**PROBLEM DETAILS**
Copy all records verbatim.

-- start SOURCE MATERIAL --

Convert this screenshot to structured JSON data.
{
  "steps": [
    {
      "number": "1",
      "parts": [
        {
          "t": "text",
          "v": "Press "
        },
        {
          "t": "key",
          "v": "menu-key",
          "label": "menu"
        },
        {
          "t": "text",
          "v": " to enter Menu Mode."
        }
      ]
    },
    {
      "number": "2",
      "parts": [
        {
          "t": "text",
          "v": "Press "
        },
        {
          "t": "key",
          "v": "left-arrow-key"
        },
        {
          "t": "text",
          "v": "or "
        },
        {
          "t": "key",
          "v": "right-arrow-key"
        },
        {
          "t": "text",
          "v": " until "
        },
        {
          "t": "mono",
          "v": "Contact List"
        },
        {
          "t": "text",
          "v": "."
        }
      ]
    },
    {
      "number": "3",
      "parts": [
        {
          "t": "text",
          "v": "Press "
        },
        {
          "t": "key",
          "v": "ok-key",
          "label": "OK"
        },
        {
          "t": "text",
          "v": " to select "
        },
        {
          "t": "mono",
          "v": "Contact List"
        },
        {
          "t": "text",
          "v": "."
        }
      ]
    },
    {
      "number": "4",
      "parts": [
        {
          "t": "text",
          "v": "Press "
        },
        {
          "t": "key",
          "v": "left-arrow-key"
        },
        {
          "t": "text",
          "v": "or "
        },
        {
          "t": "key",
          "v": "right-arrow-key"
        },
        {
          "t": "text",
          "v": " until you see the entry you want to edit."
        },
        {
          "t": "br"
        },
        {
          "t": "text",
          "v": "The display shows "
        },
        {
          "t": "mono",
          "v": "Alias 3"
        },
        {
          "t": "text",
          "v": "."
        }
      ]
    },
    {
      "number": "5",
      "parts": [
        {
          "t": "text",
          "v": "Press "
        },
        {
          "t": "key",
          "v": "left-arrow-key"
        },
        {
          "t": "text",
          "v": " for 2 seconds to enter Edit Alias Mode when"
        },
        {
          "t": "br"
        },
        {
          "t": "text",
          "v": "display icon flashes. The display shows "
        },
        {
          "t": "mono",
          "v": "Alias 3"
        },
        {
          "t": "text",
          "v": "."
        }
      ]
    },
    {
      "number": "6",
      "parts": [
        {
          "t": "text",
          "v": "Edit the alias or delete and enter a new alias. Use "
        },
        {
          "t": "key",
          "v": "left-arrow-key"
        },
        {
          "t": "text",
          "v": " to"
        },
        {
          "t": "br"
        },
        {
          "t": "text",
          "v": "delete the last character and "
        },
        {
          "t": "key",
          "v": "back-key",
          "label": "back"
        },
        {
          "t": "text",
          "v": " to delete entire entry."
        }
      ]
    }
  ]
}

-- end SOURCE MATERIAL --

**RESPONSE BELOW**
Convert this screenshot to structured JSON data.
{
  "steps": [
    {
      "number": "1",
      "parts": [
        {
          "t": "text",
          "v": "Press "
        },
        {
          "t": "key",
          "v": "menu-key",
          "label": "menu"
        },
        {
          "t": "text",
          "v": " to enter Menu Mode."
        }
      ]
    },
    {
      "number": "2",
      "parts": [
        {
          "t": "text",
          "v": "Press "
        },
        {
          "t": "key",
          "v": "left-arrow-key"
        },
        {
          "t": "text",
          "v": "or "
        },
        {
          "t": "key",
          "v": "right-arrow-key"
        },
        {
          "t": "text",
          "v": " until "
        },
        {
          "t": "mono",
          "v": "Contact List"
        },
        {
          "t": "text",
          "v": "."
        }
      ]
    },
    {
      "number": "3",
      "parts": [
        {
          "t": "text",
          "v": "Press "
        },
        {
          "t": "key",
          "v": "ok-key",
          "label": "OK"
        },
        {
          "t": "text",
          "v": " to select "
        },
        {
          "t": "mono",
          "v": "Contact List"
        },
        {
          "t": "text",
          "v": "."
        }
      ]
    },
    {
      "number": "4",
      "parts": [
        {
          "t": "text",
          "v": "Press "
        },
        {
          "t": "key",
          "v": "left-arrow-key"
        },
        {
          "t": "text",
          "v": "or "
        },
        {
          "t": "key",
          "v": "right-arrow-key"
        },
        {
          "t": "text",
          "v": " until you see the entry you want to edit."
        },
        {
          "t": "br"
        },
        {
          "t": "text",
          "v": "The display shows "
        },
        {
          "t": "mono",
          "v": "Alias 3"
        },
        {
          "t": "text",
          "v": "."
        }
      ]
    },
    {
      "number": "5",
      "parts": [
        {
          "t": "text",
          "v": "Press "
        },
        {
          "t": "key",
          "v": "left-arrow-key"
        },
        {
          "t": "text",
          "v": " for 2 seconds to enter Edit Alias Mode when"
        },
        {
          "t": "br"
        },
        {
          "t": "text",
          "v": "display icon flashes. The display shows "
        },
        {
          "t": "mono",
          "v": "Alias 3"
        },
        {
          "t": "text",
          "v": "."
        }
      ]
    },
    {
      "number": "6",
      "parts": [
        {
          "t": "text",
          "v": "Edit the alias or delete and enter a new alias. Use "
        },
        {
          "t": "key",
          "v": "left-arrow-key"
        },
        {
          "t": "text",
          "v": " to"
        },
        {
          "t": "br"
        },
        {
          "t": "text",
          "v": "delete the last character and "
        },
        {
          "t": "key",
          "v": "back-key",
          "label": "back"
        },
        {
          "t": "text",
          "v": " to delete entire entry."
        }
      ]
    }
  ]
}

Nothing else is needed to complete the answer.